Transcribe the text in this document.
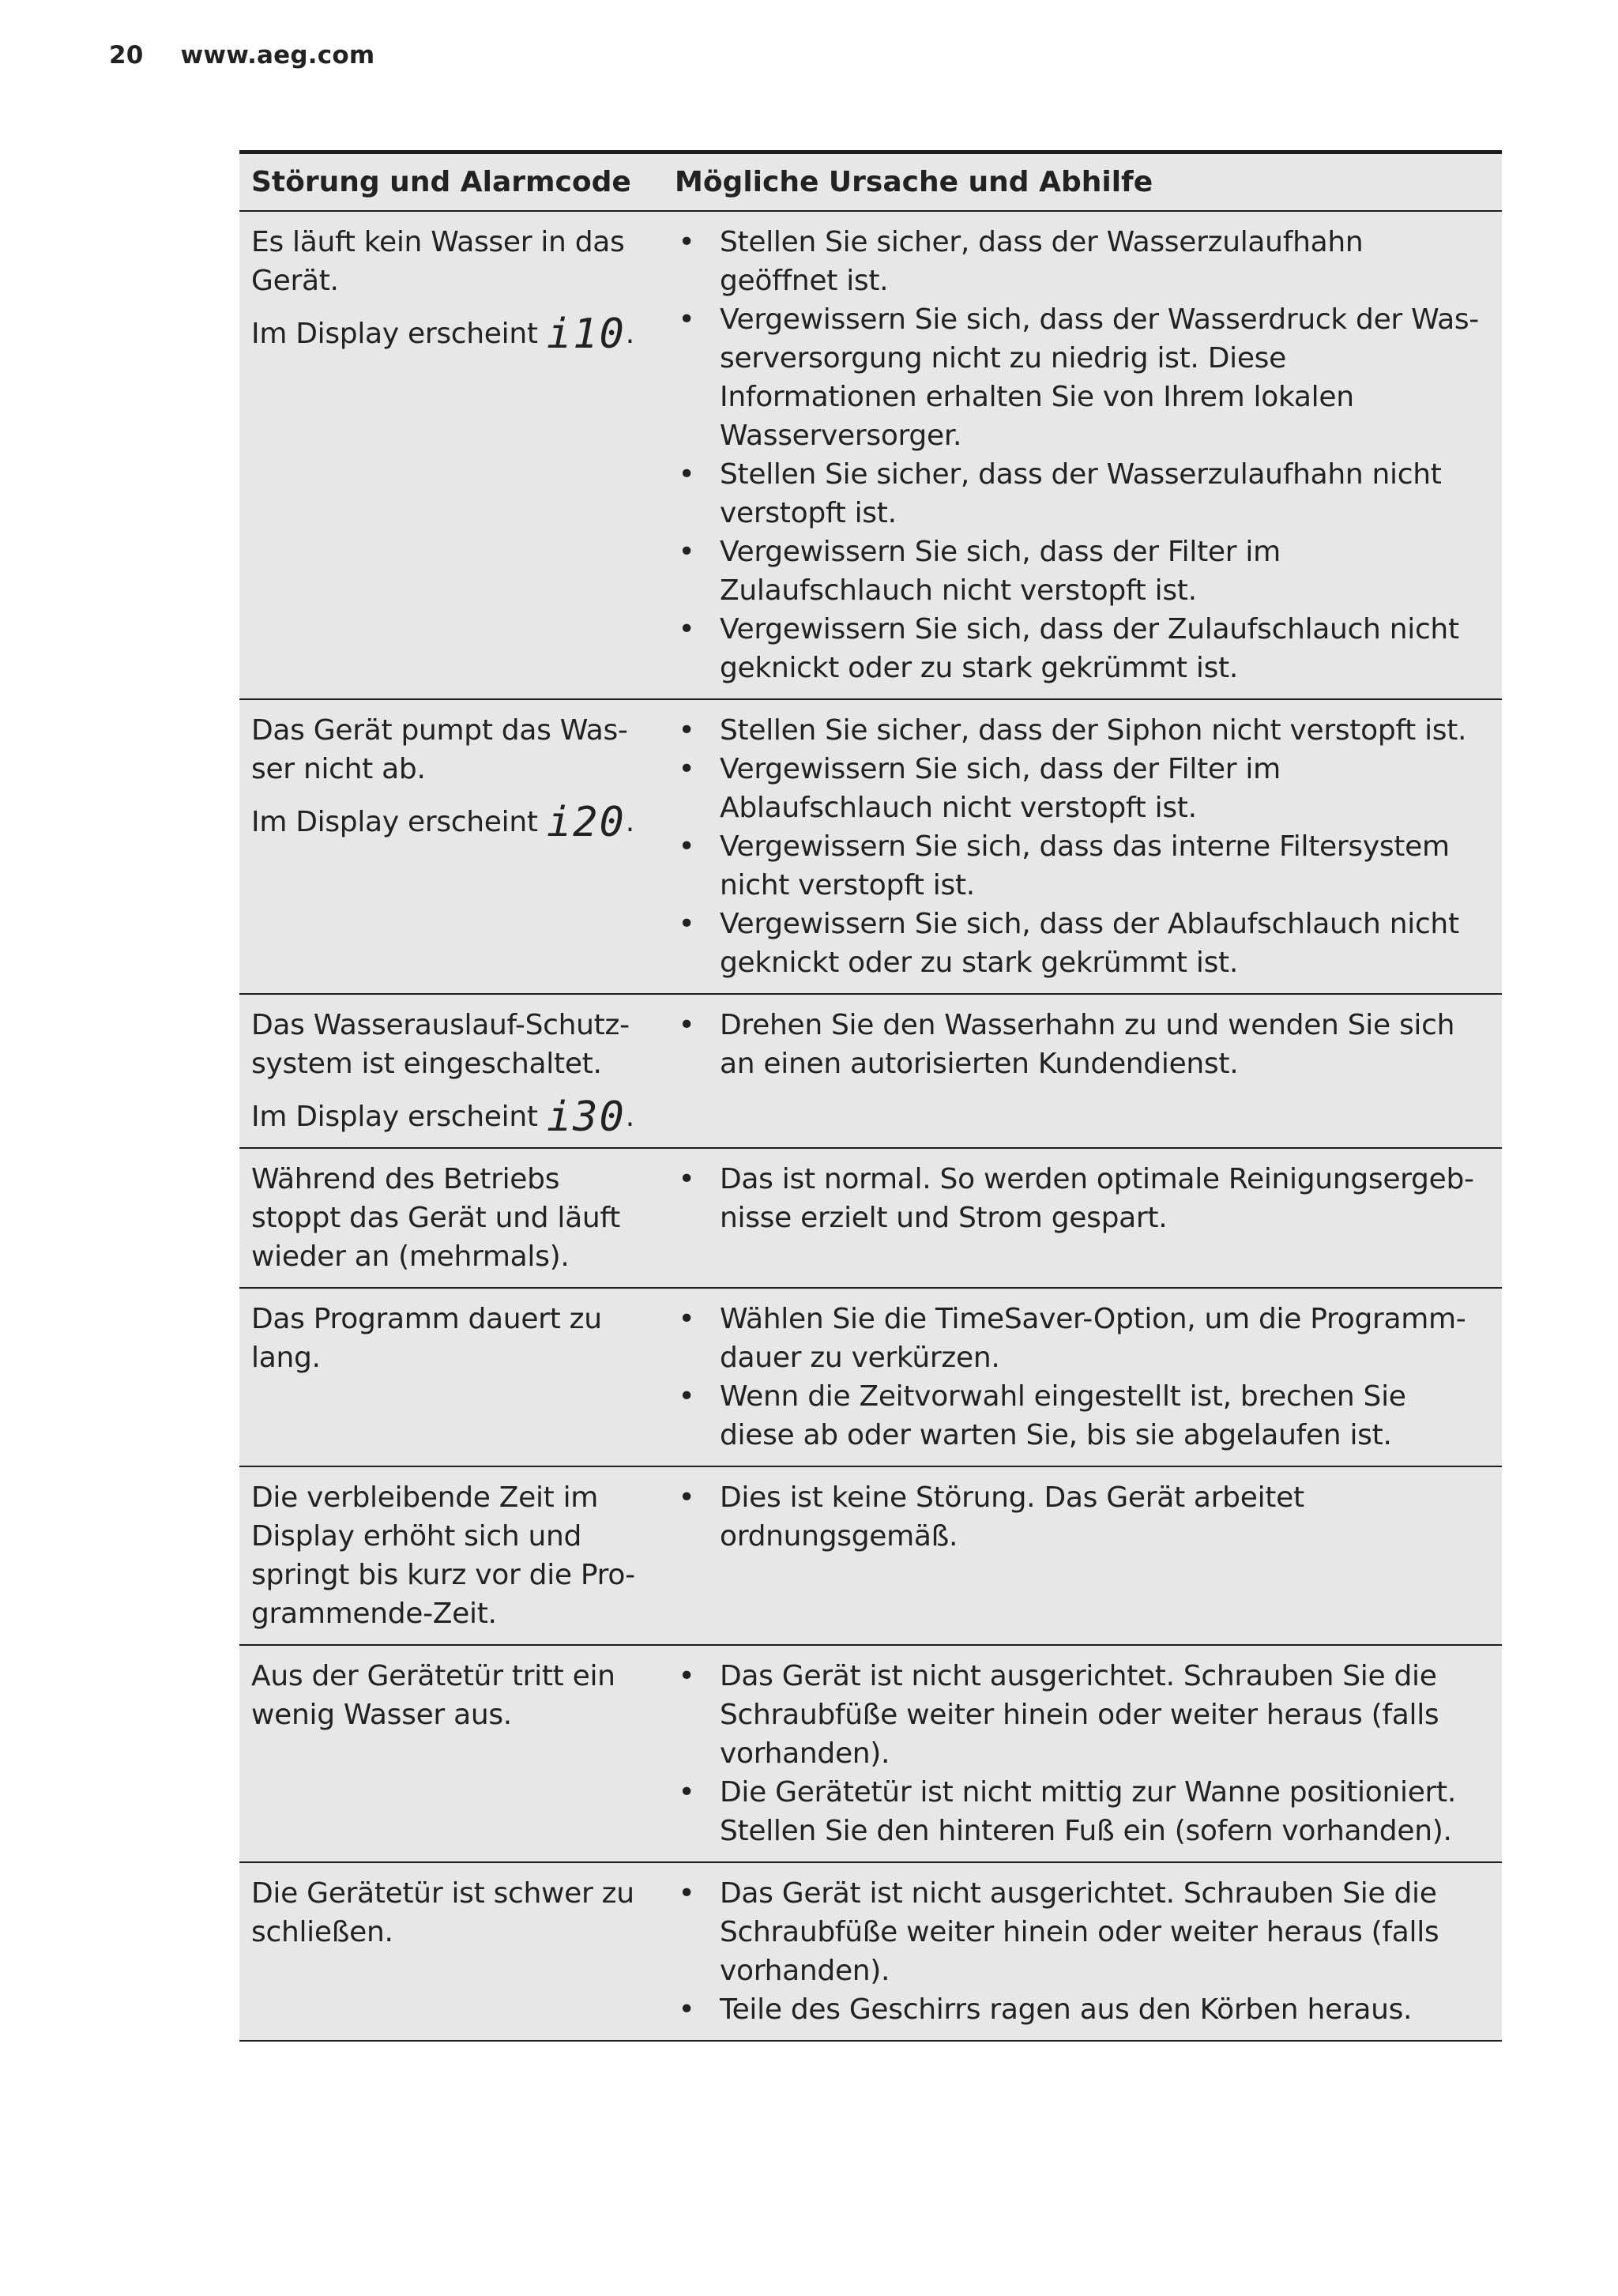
20 www.aeg.com
Störung und Alarmcode	Mögliche Ursache und Abhilfe
Es läuft kein Wasser in das Gerät.
Im Display erscheint i10.
• Stellen Sie sicher, dass der Wasserzulaufhahn geöffnet ist.
• Vergewissern Sie sich, dass der Wasserdruck der Wasserversorgung nicht zu niedrig ist. Diese Informationen erhalten Sie von Ihrem lokalen Wasserversorger.
• Stellen Sie sicher, dass der Wasserzulaufhahn nicht verstopft ist.
• Vergewissern Sie sich, dass der Filter im Zulaufschlauch nicht verstopft ist.
• Vergewissern Sie sich, dass der Zulaufschlauch nicht geknickt oder zu stark gekrümmt ist.
Das Gerät pumpt das Wasser nicht ab.
Im Display erscheint i20.
• Stellen Sie sicher, dass der Siphon nicht verstopft ist.
• Vergewissern Sie sich, dass der Filter im Ablaufschlauch nicht verstopft ist.
• Vergewissern Sie sich, dass das interne Filtersystem nicht verstopft ist.
• Vergewissern Sie sich, dass der Ablaufschlauch nicht geknickt oder zu stark gekrümmt ist.
Das Wasserauslauf-Schutzsystem ist eingeschaltet.
Im Display erscheint i30.
• Drehen Sie den Wasserhahn zu und wenden Sie sich an einen autorisierten Kundendienst.
Während des Betriebs stoppt das Gerät und läuft wieder an (mehrmals).
• Das ist normal. So werden optimale Reinigungsergebnisse erzielt und Strom gespart.
Das Programm dauert zu lang.
• Wählen Sie die TimeSaver-Option, um die Programmdauer zu verkürzen.
• Wenn die Zeitvorwahl eingestellt ist, brechen Sie diese ab oder warten Sie, bis sie abgelaufen ist.
Die verbleibende Zeit im Display erhöht sich und springt bis kurz vor die Programmende-Zeit.
• Dies ist keine Störung. Das Gerät arbeitet ordnungsgemäß.
Aus der Gerätetür tritt ein wenig Wasser aus.
• Das Gerät ist nicht ausgerichtet. Schrauben Sie die Schraubfüße weiter hinein oder weiter heraus (falls vorhanden).
• Die Gerätetür ist nicht mittig zur Wanne positioniert. Stellen Sie den hinteren Fuß ein (sofern vorhanden).
Die Gerätetür ist schwer zu schließen.
• Das Gerät ist nicht ausgerichtet. Schrauben Sie die Schraubfüße weiter hinein oder weiter heraus (falls vorhanden).
• Teile des Geschirrs ragen aus den Körben heraus.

* _INSTRUCTIONS TO FOLLOW_: Leave out the pictures and give the rest of the records again exactly.

* _COMPLETE ANSWER_:
Transcribe the text in this document.
20 www.aeg.com
Störung und Alarmcode	Mögliche Ursache und Abhilfe
Es läuft kein Wasser in das Gerät.
Im Display erscheint i10.
• Stellen Sie sicher, dass der Wasserzulaufhahn geöffnet ist.
• Vergewissern Sie sich, dass der Wasserdruck der Wasserversorgung nicht zu niedrig ist. Diese Informationen erhalten Sie von Ihrem lokalen Wasserversorger.
• Stellen Sie sicher, dass der Wasserzulaufhahn nicht verstopft ist.
• Vergewissern Sie sich, dass der Filter im Zulaufschlauch nicht verstopft ist.
• Vergewissern Sie sich, dass der Zulaufschlauch nicht geknickt oder zu stark gekrümmt ist.
Das Gerät pumpt das Wasser nicht ab.
Im Display erscheint i20.
• Stellen Sie sicher, dass der Siphon nicht verstopft ist.
• Vergewissern Sie sich, dass der Filter im Ablaufschlauch nicht verstopft ist.
• Vergewissern Sie sich, dass das interne Filtersystem nicht verstopft ist.
• Vergewissern Sie sich, dass der Ablaufschlauch nicht geknickt oder zu stark gekrümmt ist.
Das Wasserauslauf-Schutzsystem ist eingeschaltet.
Im Display erscheint i30.
• Drehen Sie den Wasserhahn zu und wenden Sie sich an einen autorisierten Kundendienst.
Während des Betriebs stoppt das Gerät und läuft wieder an (mehrmals).
• Das ist normal. So werden optimale Reinigungsergebnisse erzielt und Strom gespart.
Das Programm dauert zu lang.
• Wählen Sie die TimeSaver-Option, um die Programmdauer zu verkürzen.
• Wenn die Zeitvorwahl eingestellt ist, brechen Sie diese ab oder warten Sie, bis sie abgelaufen ist.
Die verbleibende Zeit im Display erhöht sich und springt bis kurz vor die Programmende-Zeit.
• Dies ist keine Störung. Das Gerät arbeitet ordnungsgemäß.
Aus der Gerätetür tritt ein wenig Wasser aus.
• Das Gerät ist nicht ausgerichtet. Schrauben Sie die Schraubfüße weiter hinein oder weiter heraus (falls vorhanden).
• Die Gerätetür ist nicht mittig zur Wanne positioniert. Stellen Sie den hinteren Fuß ein (sofern vorhanden).
Die Gerätetür ist schwer zu schließen.
• Das Gerät ist nicht ausgerichtet. Schrauben Sie die Schraubfüße weiter hinein oder weiter heraus (falls vorhanden).
• Teile des Geschirrs ragen aus den Körben heraus.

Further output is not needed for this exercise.